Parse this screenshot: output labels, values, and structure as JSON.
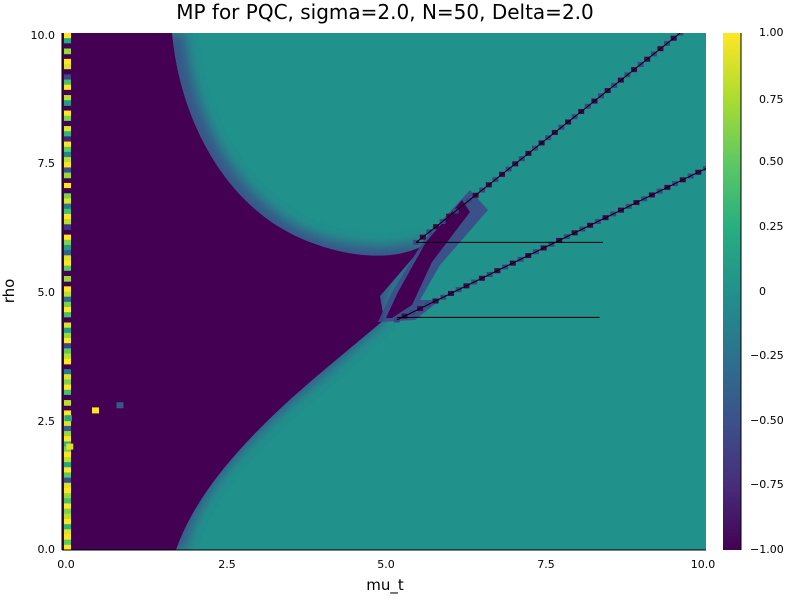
{
  "chart_data": {
    "type": "heatmap",
    "title": "MP for PQC, sigma=2.0, N=50, Delta=2.0",
    "xlabel": "mu_t",
    "ylabel": "rho",
    "xlim": [
      0.0,
      10.0
    ],
    "ylim": [
      0.0,
      10.0
    ],
    "x_ticks": [
      "0.0",
      "2.5",
      "5.0",
      "7.5",
      "10.0"
    ],
    "y_ticks": [
      "0.0",
      "2.5",
      "5.0",
      "7.5",
      "10.0"
    ],
    "colorbar": {
      "colormap": "viridis",
      "range": [
        -1.0,
        1.0
      ],
      "ticks": [
        "1.00",
        "0.75",
        "0.50",
        "0.25",
        "0",
        "−0.25",
        "−0.50",
        "−0.75",
        "−1.00"
      ]
    },
    "grid": false,
    "regions": {
      "dark_region_value": -1.0,
      "light_region_value": 0.0
    },
    "overlay_lines": [
      {
        "x": [
          5.5,
          9.6
        ],
        "y": [
          5.95,
          10.0
        ]
      },
      {
        "x": [
          5.2,
          10.0
        ],
        "y": [
          4.45,
          7.38
        ]
      },
      {
        "x": [
          5.5,
          8.4
        ],
        "y": [
          5.95,
          5.95
        ]
      },
      {
        "x": [
          5.2,
          8.35
        ],
        "y": [
          4.5,
          4.5
        ]
      }
    ],
    "outlier_cells": [
      {
        "x": 0.52,
        "y": 2.7,
        "value": 1.0
      },
      {
        "x": 0.9,
        "y": 2.8,
        "value": -0.45
      },
      {
        "x": 0.12,
        "y": 2.0,
        "value": 0.9
      },
      {
        "x": 0.1,
        "y": 2.55,
        "value": 0.2
      }
    ]
  }
}
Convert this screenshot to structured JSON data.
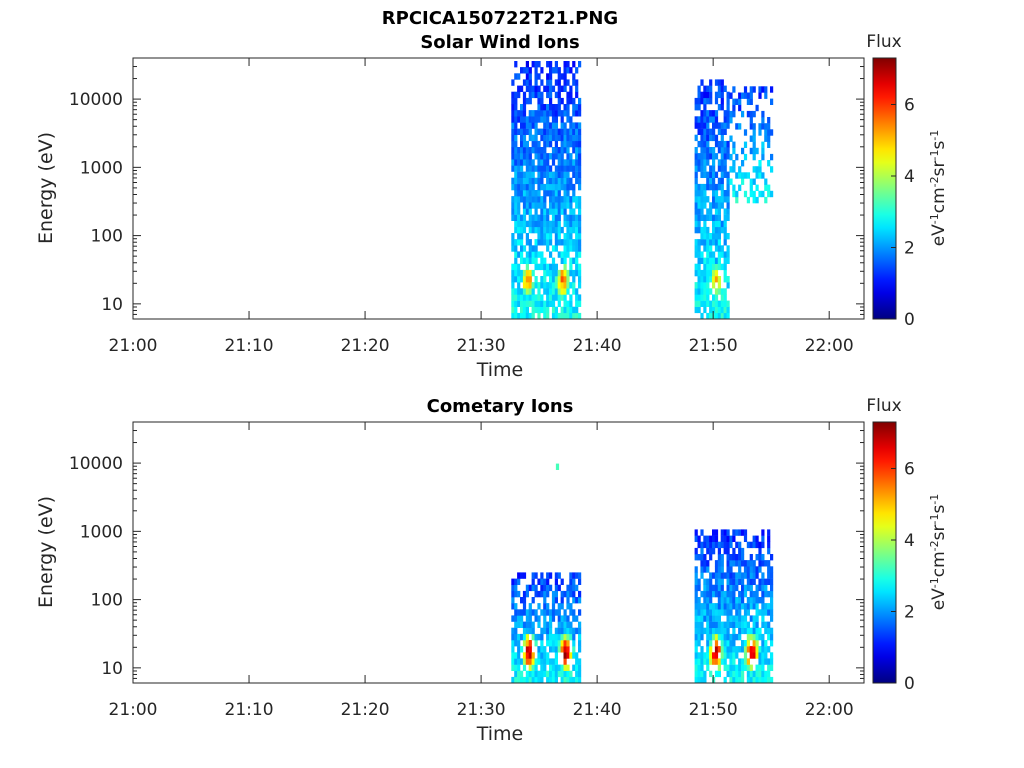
{
  "figure_title": "RPCICA150722T21.PNG",
  "chart_data": [
    {
      "type": "heatmap",
      "title": "Solar Wind Ions",
      "xlabel": "Time",
      "ylabel": "Energy (eV)",
      "xlim": [
        "21:00",
        "22:03"
      ],
      "ylim": [
        6,
        40000
      ],
      "y_scale": "log",
      "x_ticks": [
        "21:00",
        "21:10",
        "21:20",
        "21:30",
        "21:40",
        "21:50",
        "22:00"
      ],
      "y_ticks": [
        "10",
        "100",
        "1000",
        "10000"
      ],
      "colorbar": {
        "title": "Flux",
        "label": "eV-1cm-2sr-1s-1",
        "range": [
          0,
          7.3
        ],
        "ticks": [
          "0",
          "2",
          "4",
          "6"
        ],
        "colormap": "jet"
      },
      "regions": [
        {
          "t_start": "21:32.6",
          "t_end": "21:38.6",
          "e_low": 6,
          "e_high": 30000,
          "peaks": [
            {
              "t": "21:33.9",
              "e": 20,
              "flux": 5.5
            },
            {
              "t": "21:36.9",
              "e": 20,
              "flux": 5.5
            }
          ]
        },
        {
          "t_start": "21:48.4",
          "t_end": "21:51.4",
          "e_low": 6,
          "e_high": 18000,
          "peaks": [
            {
              "t": "21:50.1",
              "e": 20,
              "flux": 5.0
            }
          ]
        },
        {
          "t_start": "21:51.4",
          "t_end": "21:55.0",
          "e_low": 300,
          "e_high": 15000,
          "peaks": []
        }
      ]
    },
    {
      "type": "heatmap",
      "title": "Cometary Ions",
      "xlabel": "Time",
      "ylabel": "Energy (eV)",
      "xlim": [
        "21:00",
        "22:03"
      ],
      "ylim": [
        6,
        40000
      ],
      "y_scale": "log",
      "x_ticks": [
        "21:00",
        "21:10",
        "21:20",
        "21:30",
        "21:40",
        "21:50",
        "22:00"
      ],
      "y_ticks": [
        "10",
        "100",
        "1000",
        "10000"
      ],
      "colorbar": {
        "title": "Flux",
        "label": "eV-1cm-2sr-1s-1",
        "range": [
          0,
          7.3
        ],
        "ticks": [
          "0",
          "2",
          "4",
          "6"
        ],
        "colormap": "jet"
      },
      "regions": [
        {
          "t_start": "21:32.6",
          "t_end": "21:38.6",
          "e_low": 6,
          "e_high": 250,
          "peaks": [
            {
              "t": "21:34.0",
              "e": 15,
              "flux": 7.0
            },
            {
              "t": "21:37.2",
              "e": 15,
              "flux": 7.0
            }
          ]
        },
        {
          "t_start": "21:48.4",
          "t_end": "21:55.0",
          "e_low": 6,
          "e_high": 1000,
          "peaks": [
            {
              "t": "21:50.1",
              "e": 15,
              "flux": 6.8
            },
            {
              "t": "21:53.2",
              "e": 15,
              "flux": 7.0
            }
          ]
        },
        {
          "t_start": "21:36.2",
          "t_end": "21:36.6",
          "e_low": 8000,
          "e_high": 9000,
          "peaks": []
        }
      ]
    }
  ]
}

Task requirements | An exact transcription of all the entries is required, without the pictures.

Full response |
Parse this screenshot: output labels, values, and structure as JSON.
{
  "chart_data": {
    "type": "heatmap",
    "title": "MP for PQC, sigma=2.0, N=50, Delta=2.0",
    "xlabel": "mu_t",
    "ylabel": "rho",
    "xlim": [
      0.0,
      10.0
    ],
    "ylim": [
      0.0,
      10.0
    ],
    "x_ticks": [
      "0.0",
      "2.5",
      "5.0",
      "7.5",
      "10.0"
    ],
    "y_ticks": [
      "0.0",
      "2.5",
      "5.0",
      "7.5",
      "10.0"
    ],
    "colorbar": {
      "colormap": "viridis",
      "range": [
        -1.0,
        1.0
      ],
      "ticks": [
        "1.00",
        "0.75",
        "0.50",
        "0.25",
        "0",
        "−0.25",
        "−0.50",
        "−0.75",
        "−1.00"
      ]
    },
    "grid": false,
    "regions": {
      "dark_region_value": -1.0,
      "light_region_value": 0.0
    },
    "overlay_lines": [
      {
        "x": [
          5.5,
          9.6
        ],
        "y": [
          5.95,
          10.0
        ]
      },
      {
        "x": [
          5.2,
          10.0
        ],
        "y": [
          4.45,
          7.38
        ]
      },
      {
        "x": [
          5.5,
          8.4
        ],
        "y": [
          5.95,
          5.95
        ]
      },
      {
        "x": [
          5.2,
          8.35
        ],
        "y": [
          4.5,
          4.5
        ]
      }
    ],
    "outlier_cells": [
      {
        "x": 0.52,
        "y": 2.7,
        "value": 1.0
      },
      {
        "x": 0.9,
        "y": 2.8,
        "value": -0.45
      },
      {
        "x": 0.12,
        "y": 2.0,
        "value": 0.9
      },
      {
        "x": 0.1,
        "y": 2.55,
        "value": 0.2
      }
    ]
  }
}
Convert this screenshot to structured JSON data.
{
  "figure_title": "RPCICA150722T21.PNG",
  "chart_data": [
    {
      "type": "heatmap",
      "title": "Solar Wind Ions",
      "xlabel": "Time",
      "ylabel": "Energy (eV)",
      "xlim": [
        "21:00",
        "22:03"
      ],
      "ylim": [
        6,
        40000
      ],
      "y_scale": "log",
      "x_ticks": [
        "21:00",
        "21:10",
        "21:20",
        "21:30",
        "21:40",
        "21:50",
        "22:00"
      ],
      "y_ticks": [
        "10",
        "100",
        "1000",
        "10000"
      ],
      "colorbar": {
        "title": "Flux",
        "label": "eV-1cm-2sr-1s-1",
        "range": [
          0,
          7.3
        ],
        "ticks": [
          "0",
          "2",
          "4",
          "6"
        ],
        "colormap": "jet"
      },
      "regions": [
        {
          "t_start": "21:32.6",
          "t_end": "21:38.6",
          "e_low": 6,
          "e_high": 30000,
          "peaks": [
            {
              "t": "21:33.9",
              "e": 20,
              "flux": 5.5
            },
            {
              "t": "21:36.9",
              "e": 20,
              "flux": 5.5
            }
          ]
        },
        {
          "t_start": "21:48.4",
          "t_end": "21:51.4",
          "e_low": 6,
          "e_high": 18000,
          "peaks": [
            {
              "t": "21:50.1",
              "e": 20,
              "flux": 5.0
            }
          ]
        },
        {
          "t_start": "21:51.4",
          "t_end": "21:55.0",
          "e_low": 300,
          "e_high": 15000,
          "peaks": []
        }
      ]
    },
    {
      "type": "heatmap",
      "title": "Cometary Ions",
      "xlabel": "Time",
      "ylabel": "Energy (eV)",
      "xlim": [
        "21:00",
        "22:03"
      ],
      "ylim": [
        6,
        40000
      ],
      "y_scale": "log",
      "x_ticks": [
        "21:00",
        "21:10",
        "21:20",
        "21:30",
        "21:40",
        "21:50",
        "22:00"
      ],
      "y_ticks": [
        "10",
        "100",
        "1000",
        "10000"
      ],
      "colorbar": {
        "title": "Flux",
        "label": "eV-1cm-2sr-1s-1",
        "range": [
          0,
          7.3
        ],
        "ticks": [
          "0",
          "2",
          "4",
          "6"
        ],
        "colormap": "jet"
      },
      "regions": [
        {
          "t_start": "21:32.6",
          "t_end": "21:38.6",
          "e_low": 6,
          "e_high": 250,
          "peaks": [
            {
              "t": "21:34.0",
              "e": 15,
              "flux": 7.0
            },
            {
              "t": "21:37.2",
              "e": 15,
              "flux": 7.0
            }
          ]
        },
        {
          "t_start": "21:48.4",
          "t_end": "21:55.0",
          "e_low": 6,
          "e_high": 1000,
          "peaks": [
            {
              "t": "21:50.1",
              "e": 15,
              "flux": 6.8
            },
            {
              "t": "21:53.2",
              "e": 15,
              "flux": 7.0
            }
          ]
        },
        {
          "t_start": "21:36.2",
          "t_end": "21:36.6",
          "e_low": 8000,
          "e_high": 9000,
          "peaks": []
        }
      ]
    }
  ]
}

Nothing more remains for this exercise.